• _What is expected_: Turn the data into a numbered list, starting at the beginning and ending at the line that contains "357, 270, 361]". Leave out any blank lines.

━━━━━ Records for this task ━━━━━

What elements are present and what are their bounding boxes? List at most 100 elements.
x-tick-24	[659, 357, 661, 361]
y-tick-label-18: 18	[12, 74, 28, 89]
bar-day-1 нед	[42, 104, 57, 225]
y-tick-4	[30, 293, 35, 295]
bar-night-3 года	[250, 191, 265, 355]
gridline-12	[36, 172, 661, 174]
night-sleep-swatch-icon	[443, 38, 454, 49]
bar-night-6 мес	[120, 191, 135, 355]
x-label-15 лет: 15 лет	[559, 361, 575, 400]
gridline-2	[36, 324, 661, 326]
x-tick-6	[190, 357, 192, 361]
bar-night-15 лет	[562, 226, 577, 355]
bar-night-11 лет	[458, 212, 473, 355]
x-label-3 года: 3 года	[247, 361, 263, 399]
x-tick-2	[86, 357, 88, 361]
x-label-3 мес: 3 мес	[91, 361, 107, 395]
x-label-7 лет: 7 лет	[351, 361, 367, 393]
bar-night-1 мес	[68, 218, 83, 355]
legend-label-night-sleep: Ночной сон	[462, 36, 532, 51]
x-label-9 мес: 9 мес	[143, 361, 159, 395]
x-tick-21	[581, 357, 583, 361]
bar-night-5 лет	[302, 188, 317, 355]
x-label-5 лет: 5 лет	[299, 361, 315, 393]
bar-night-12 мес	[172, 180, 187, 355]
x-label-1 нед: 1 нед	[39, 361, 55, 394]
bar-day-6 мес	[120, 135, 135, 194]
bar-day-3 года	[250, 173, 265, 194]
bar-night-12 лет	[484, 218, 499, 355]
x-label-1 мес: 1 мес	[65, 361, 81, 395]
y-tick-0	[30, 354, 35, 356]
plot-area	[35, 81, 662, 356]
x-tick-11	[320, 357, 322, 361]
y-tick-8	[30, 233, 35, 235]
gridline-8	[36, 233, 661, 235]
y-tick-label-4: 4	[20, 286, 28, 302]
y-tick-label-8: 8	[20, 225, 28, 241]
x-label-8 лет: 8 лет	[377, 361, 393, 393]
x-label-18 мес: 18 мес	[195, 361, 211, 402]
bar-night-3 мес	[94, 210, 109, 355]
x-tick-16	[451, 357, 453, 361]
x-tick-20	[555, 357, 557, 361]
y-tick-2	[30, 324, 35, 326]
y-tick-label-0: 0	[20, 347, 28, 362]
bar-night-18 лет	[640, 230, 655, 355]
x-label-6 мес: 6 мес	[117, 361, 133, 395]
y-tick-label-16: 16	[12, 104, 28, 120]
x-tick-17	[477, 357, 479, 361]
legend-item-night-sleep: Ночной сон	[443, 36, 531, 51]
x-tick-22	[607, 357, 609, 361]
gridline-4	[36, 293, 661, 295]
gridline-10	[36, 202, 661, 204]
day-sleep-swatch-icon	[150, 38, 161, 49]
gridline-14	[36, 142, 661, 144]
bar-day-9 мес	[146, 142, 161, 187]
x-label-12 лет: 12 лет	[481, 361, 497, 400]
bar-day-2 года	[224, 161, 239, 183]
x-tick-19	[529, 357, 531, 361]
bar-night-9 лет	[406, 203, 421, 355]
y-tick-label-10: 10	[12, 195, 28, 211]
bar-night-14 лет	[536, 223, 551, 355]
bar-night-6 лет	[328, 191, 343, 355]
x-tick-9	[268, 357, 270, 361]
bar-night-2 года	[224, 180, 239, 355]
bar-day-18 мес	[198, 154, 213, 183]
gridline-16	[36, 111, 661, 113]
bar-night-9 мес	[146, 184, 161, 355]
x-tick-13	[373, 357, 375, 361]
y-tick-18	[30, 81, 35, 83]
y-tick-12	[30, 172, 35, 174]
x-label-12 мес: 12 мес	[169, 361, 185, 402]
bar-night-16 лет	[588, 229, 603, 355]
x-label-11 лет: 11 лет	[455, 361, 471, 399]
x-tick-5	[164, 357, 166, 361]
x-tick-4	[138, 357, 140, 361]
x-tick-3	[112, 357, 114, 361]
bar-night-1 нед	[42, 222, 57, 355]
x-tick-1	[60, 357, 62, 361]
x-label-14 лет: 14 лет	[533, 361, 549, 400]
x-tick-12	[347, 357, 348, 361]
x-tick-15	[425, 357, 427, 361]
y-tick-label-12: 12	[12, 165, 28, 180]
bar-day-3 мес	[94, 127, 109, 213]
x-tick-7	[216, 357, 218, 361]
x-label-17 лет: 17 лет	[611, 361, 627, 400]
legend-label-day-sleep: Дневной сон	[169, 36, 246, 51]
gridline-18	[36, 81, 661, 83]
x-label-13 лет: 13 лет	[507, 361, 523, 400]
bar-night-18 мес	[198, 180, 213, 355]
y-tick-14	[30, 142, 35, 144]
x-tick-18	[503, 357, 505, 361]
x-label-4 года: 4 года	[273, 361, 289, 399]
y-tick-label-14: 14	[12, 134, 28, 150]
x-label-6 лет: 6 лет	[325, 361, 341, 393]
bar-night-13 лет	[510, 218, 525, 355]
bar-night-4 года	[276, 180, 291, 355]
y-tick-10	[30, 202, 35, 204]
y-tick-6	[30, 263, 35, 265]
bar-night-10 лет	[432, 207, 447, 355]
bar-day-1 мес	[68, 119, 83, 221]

━━━━━

• _Task response_:
1. What elements are present and what are their bounding boxes? List at most 100 elements.
2. x-tick-24	[659, 357, 661, 361]
3. y-tick-label-18: 18	[12, 74, 28, 89]
4. bar-day-1 нед	[42, 104, 57, 225]
5. y-tick-4	[30, 293, 35, 295]
6. bar-night-3 года	[250, 191, 265, 355]
7. gridline-12	[36, 172, 661, 174]
8. night-sleep-swatch-icon	[443, 38, 454, 49]
9. bar-night-6 мес	[120, 191, 135, 355]
10. x-label-15 лет: 15 лет	[559, 361, 575, 400]
11. gridline-2	[36, 324, 661, 326]
12. x-tick-6	[190, 357, 192, 361]
13. bar-night-15 лет	[562, 226, 577, 355]
14. bar-night-11 лет	[458, 212, 473, 355]
15. x-label-3 года: 3 года	[247, 361, 263, 399]
16. x-tick-2	[86, 357, 88, 361]
17. x-label-3 мес: 3 мес	[91, 361, 107, 395]
18. x-label-7 лет: 7 лет	[351, 361, 367, 393]
19. bar-night-1 мес	[68, 218, 83, 355]
20. legend-label-night-sleep: Ночной сон	[462, 36, 532, 51]
21. x-label-9 мес: 9 мес	[143, 361, 159, 395]
22. x-tick-21	[581, 357, 583, 361]
23. bar-night-5 лет	[302, 188, 317, 355]
24. x-label-5 лет: 5 лет	[299, 361, 315, 393]
25. bar-night-12 мес	[172, 180, 187, 355]
26. x-label-1 нед: 1 нед	[39, 361, 55, 394]
27. bar-day-6 мес	[120, 135, 135, 194]
28. bar-day-3 года	[250, 173, 265, 194]
29. bar-night-12 лет	[484, 218, 499, 355]
30. x-label-1 мес: 1 мес	[65, 361, 81, 395]
31. y-tick-0	[30, 354, 35, 356]
32. plot-area	[35, 81, 662, 356]
33. x-tick-11	[320, 357, 322, 361]
34. y-tick-8	[30, 233, 35, 235]
35. gridline-8	[36, 233, 661, 235]
36. y-tick-label-4: 4	[20, 286, 28, 302]
37. y-tick-label-8: 8	[20, 225, 28, 241]
38. x-label-8 лет: 8 лет	[377, 361, 393, 393]
39. x-label-18 мес: 18 мес	[195, 361, 211, 402]
40. bar-night-3 мес	[94, 210, 109, 355]
41. x-tick-16	[451, 357, 453, 361]
42. x-tick-20	[555, 357, 557, 361]
43. y-tick-2	[30, 324, 35, 326]
44. y-tick-label-0: 0	[20, 347, 28, 362]
45. bar-night-18 лет	[640, 230, 655, 355]
46. x-label-6 мес: 6 мес	[117, 361, 133, 395]
47. y-tick-label-16: 16	[12, 104, 28, 120]
48. x-tick-17	[477, 357, 479, 361]
49. legend-item-night-sleep: Ночной сон	[443, 36, 531, 51]
50. x-tick-22	[607, 357, 609, 361]
51. gridline-4	[36, 293, 661, 295]
52. gridline-10	[36, 202, 661, 204]
53. day-sleep-swatch-icon	[150, 38, 161, 49]
54. gridline-14	[36, 142, 661, 144]
55. bar-day-9 мес	[146, 142, 161, 187]
56. x-label-12 лет: 12 лет	[481, 361, 497, 400]
57. bar-day-2 года	[224, 161, 239, 183]
58. x-tick-19	[529, 357, 531, 361]
59. bar-night-9 лет	[406, 203, 421, 355]
60. y-tick-label-10: 10	[12, 195, 28, 211]
61. bar-night-14 лет	[536, 223, 551, 355]
62. bar-night-6 лет	[328, 191, 343, 355]
63. x-tick-9	[268, 357, 270, 361]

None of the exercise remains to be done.